» **Job**: Below are some records. Say how many of their lines include the string "text", giving only the number.

>>>>

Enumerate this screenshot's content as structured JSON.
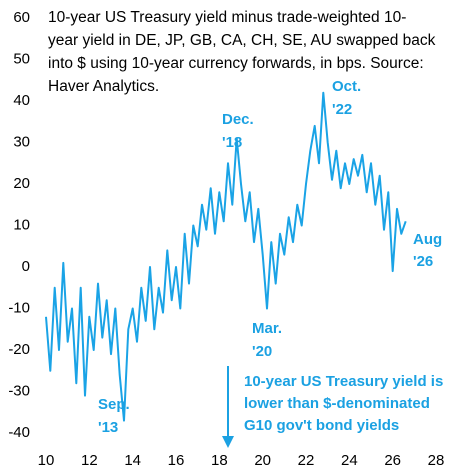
{
  "chart_data": {
    "type": "line",
    "title_lines": [
      "10-year US Treasury yield minus trade-weighted 10-",
      "year yield in DE, JP, GB, CA, CH, SE, AU swapped back",
      "into $ using 10-year currency forwards, in bps. Source:",
      "Haver Analytics."
    ],
    "annotations": [
      {
        "lines": [
          "Dec.",
          "'18"
        ]
      },
      {
        "lines": [
          "Oct.",
          "'22"
        ]
      },
      {
        "lines": [
          "Mar.",
          "'20"
        ]
      },
      {
        "lines": [
          "Sep.",
          "'13"
        ]
      },
      {
        "lines": [
          "Aug",
          "'26"
        ]
      },
      {
        "lines": [
          "10-year US Treasury yield is",
          "lower than $-denominated",
          "G10 gov't bond yields"
        ]
      }
    ],
    "color": "#1aa3e6",
    "x": [
      10.0,
      10.2,
      10.4,
      10.6,
      10.8,
      11.0,
      11.2,
      11.4,
      11.6,
      11.8,
      12.0,
      12.2,
      12.4,
      12.6,
      12.8,
      13.0,
      13.2,
      13.4,
      13.6,
      13.8,
      14.0,
      14.2,
      14.4,
      14.6,
      14.8,
      15.0,
      15.2,
      15.4,
      15.6,
      15.8,
      16.0,
      16.2,
      16.4,
      16.6,
      16.8,
      17.0,
      17.2,
      17.4,
      17.6,
      17.8,
      18.0,
      18.2,
      18.4,
      18.6,
      18.8,
      19.0,
      19.2,
      19.4,
      19.6,
      19.8,
      20.0,
      20.2,
      20.4,
      20.6,
      20.8,
      21.0,
      21.2,
      21.4,
      21.6,
      21.8,
      22.0,
      22.2,
      22.4,
      22.6,
      22.8,
      23.0,
      23.2,
      23.4,
      23.6,
      23.8,
      24.0,
      24.2,
      24.4,
      24.6,
      24.8,
      25.0,
      25.2,
      25.4,
      25.6,
      25.8,
      26.0,
      26.2,
      26.4,
      26.6
    ],
    "values": [
      -12,
      -25,
      -5,
      -20,
      1,
      -18,
      -10,
      -28,
      -5,
      -31,
      -12,
      -20,
      -4,
      -17,
      -8,
      -21,
      -10,
      -26,
      -37,
      -15,
      -10,
      -18,
      -5,
      -13,
      0,
      -15,
      -5,
      -11,
      4,
      -8,
      0,
      -10,
      8,
      -4,
      10,
      5,
      15,
      9,
      19,
      8,
      18,
      11,
      25,
      15,
      31,
      20,
      11,
      18,
      6,
      14,
      3,
      -10,
      6,
      -4,
      8,
      3,
      12,
      6,
      15,
      10,
      20,
      28,
      34,
      25,
      42,
      30,
      21,
      28,
      19,
      25,
      20,
      26,
      22,
      27,
      18,
      25,
      15,
      22,
      9,
      18,
      -1,
      14,
      8,
      11
    ],
    "xlim": [
      10,
      28
    ],
    "xticks": [
      10,
      12,
      14,
      16,
      18,
      20,
      22,
      24,
      26,
      28
    ],
    "ylim": [
      -40,
      60
    ],
    "yticks": [
      -40,
      -30,
      -20,
      -10,
      0,
      10,
      20,
      30,
      40,
      50,
      60
    ]
  }
}
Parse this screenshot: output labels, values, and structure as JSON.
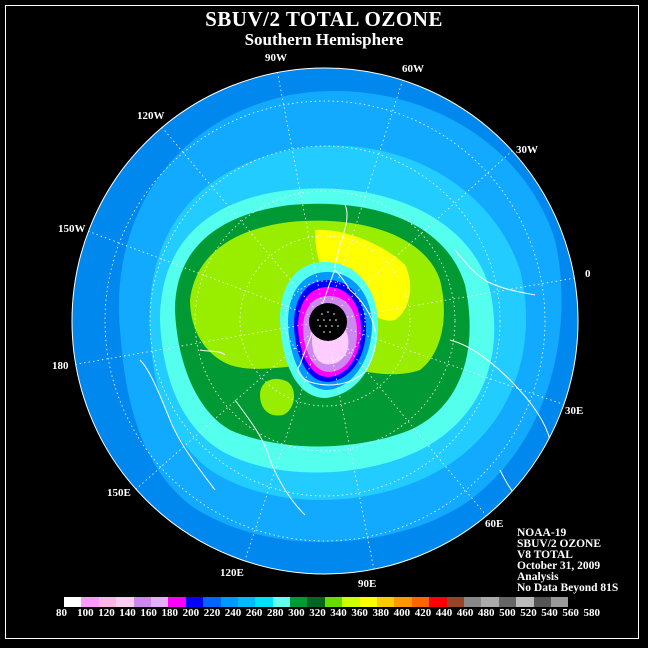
{
  "title": "SBUV/2 TOTAL OZONE",
  "subtitle": "Southern Hemisphere",
  "longitude_labels": [
    {
      "id": "90w",
      "text": "90W"
    },
    {
      "id": "60w",
      "text": "60W"
    },
    {
      "id": "30w",
      "text": "30W"
    },
    {
      "id": "0",
      "text": "0"
    },
    {
      "id": "30e",
      "text": "30E"
    },
    {
      "id": "60e",
      "text": "60E"
    },
    {
      "id": "90e",
      "text": "90E"
    },
    {
      "id": "120e",
      "text": "120E"
    },
    {
      "id": "150e",
      "text": "150E"
    },
    {
      "id": "180",
      "text": "180"
    },
    {
      "id": "150w",
      "text": "150W"
    },
    {
      "id": "120w",
      "text": "120W"
    }
  ],
  "info": {
    "satellite": "NOAA-19",
    "product": "SBUV/2 OZONE",
    "version": "V8 TOTAL",
    "date": "October 31, 2009",
    "type": "Analysis",
    "note": "No Data Beyond 81S"
  },
  "colorbar": {
    "colors": [
      "#ffffff",
      "#ff99ff",
      "#ffb3e6",
      "#ffccf2",
      "#cc88ee",
      "#e0b0ff",
      "#ff00ff",
      "#0000ff",
      "#0066ff",
      "#0099ff",
      "#00bbff",
      "#00e0ff",
      "#66ffee",
      "#009933",
      "#006622",
      "#66dd00",
      "#ccff00",
      "#ffff00",
      "#ffcc00",
      "#ff9900",
      "#ff6600",
      "#ff0000",
      "#994422",
      "#888888",
      "#aaaaaa",
      "#666666",
      "#bbbbbb",
      "#555555",
      "#999999"
    ],
    "labels": [
      "80",
      "100",
      "120",
      "140",
      "160",
      "180",
      "200",
      "220",
      "240",
      "260",
      "280",
      "300",
      "320",
      "340",
      "360",
      "380",
      "400",
      "420",
      "440",
      "460",
      "480",
      "500",
      "520",
      "540",
      "560",
      "580"
    ]
  }
}
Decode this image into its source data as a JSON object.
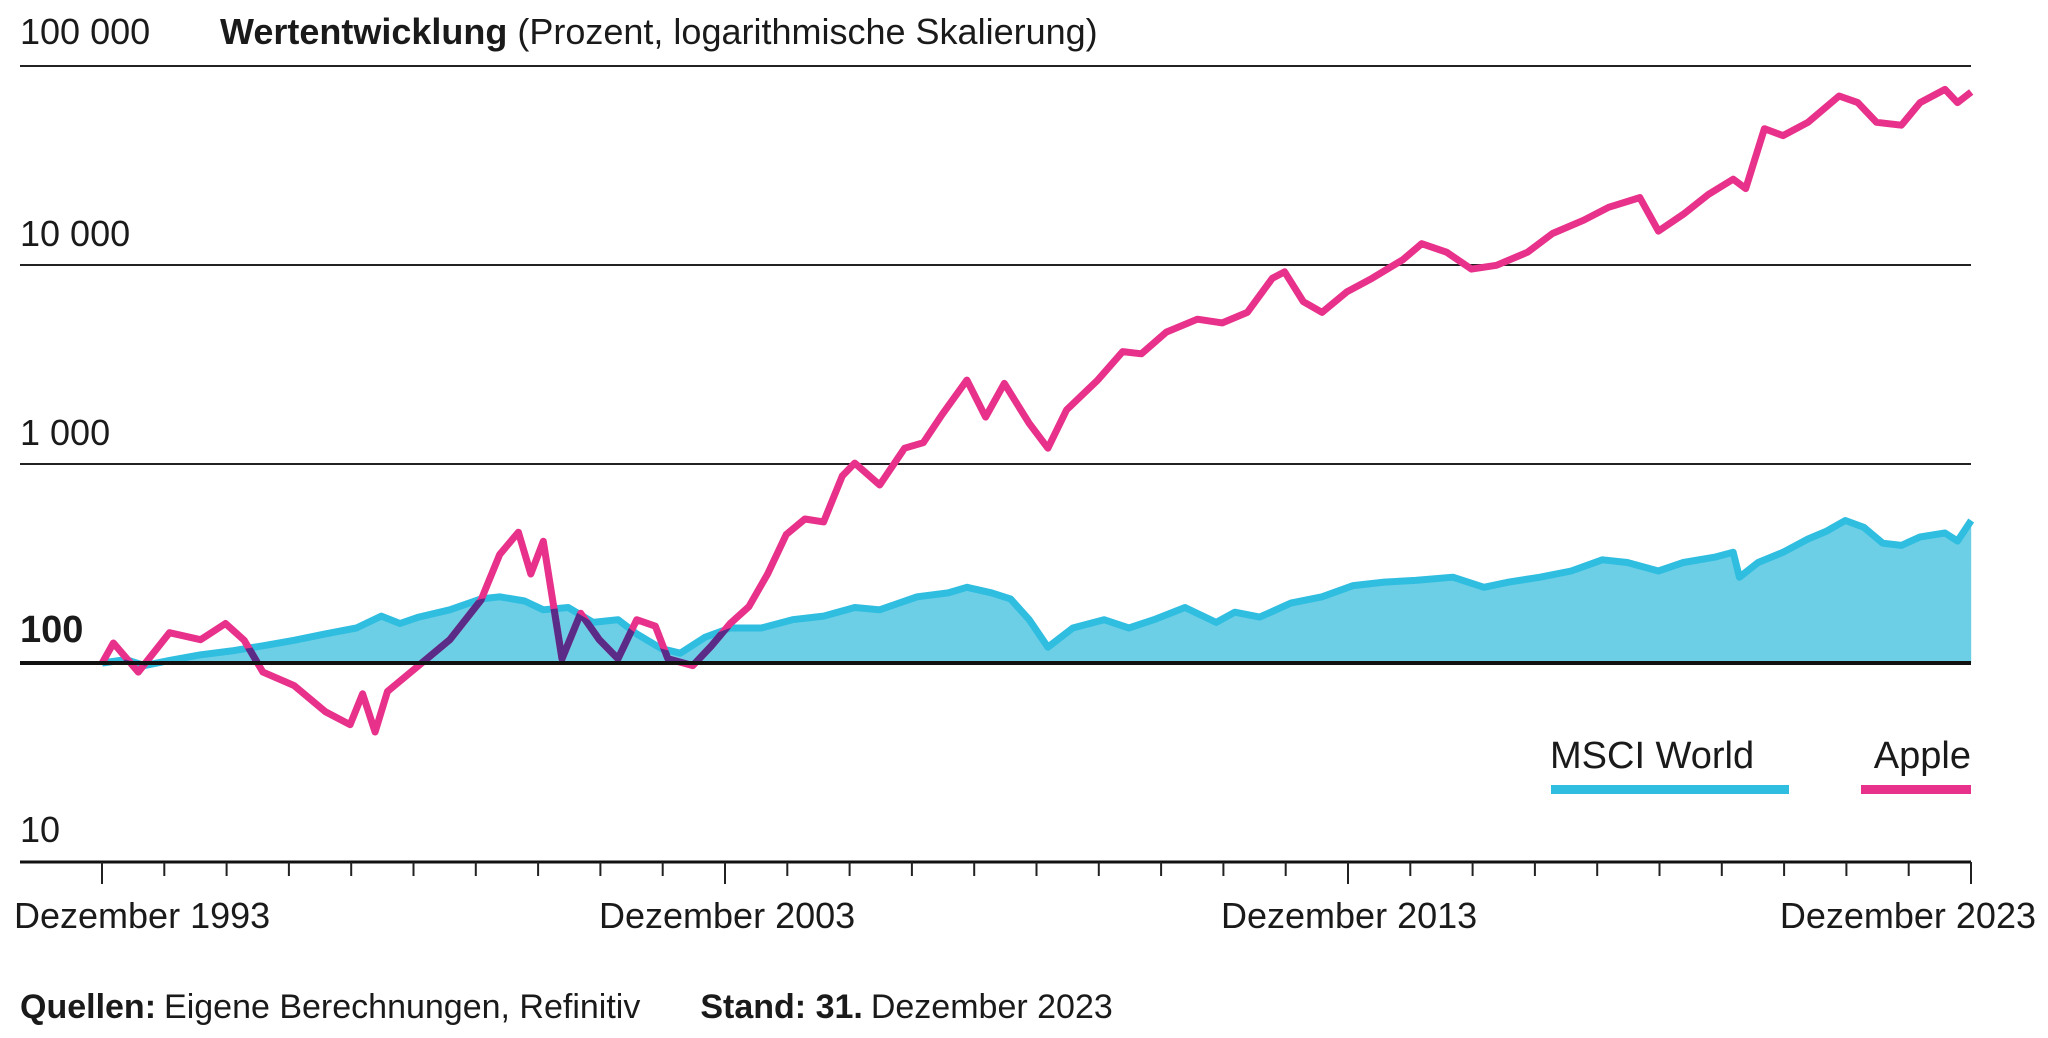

<<<<

» **Solution for this task**: 12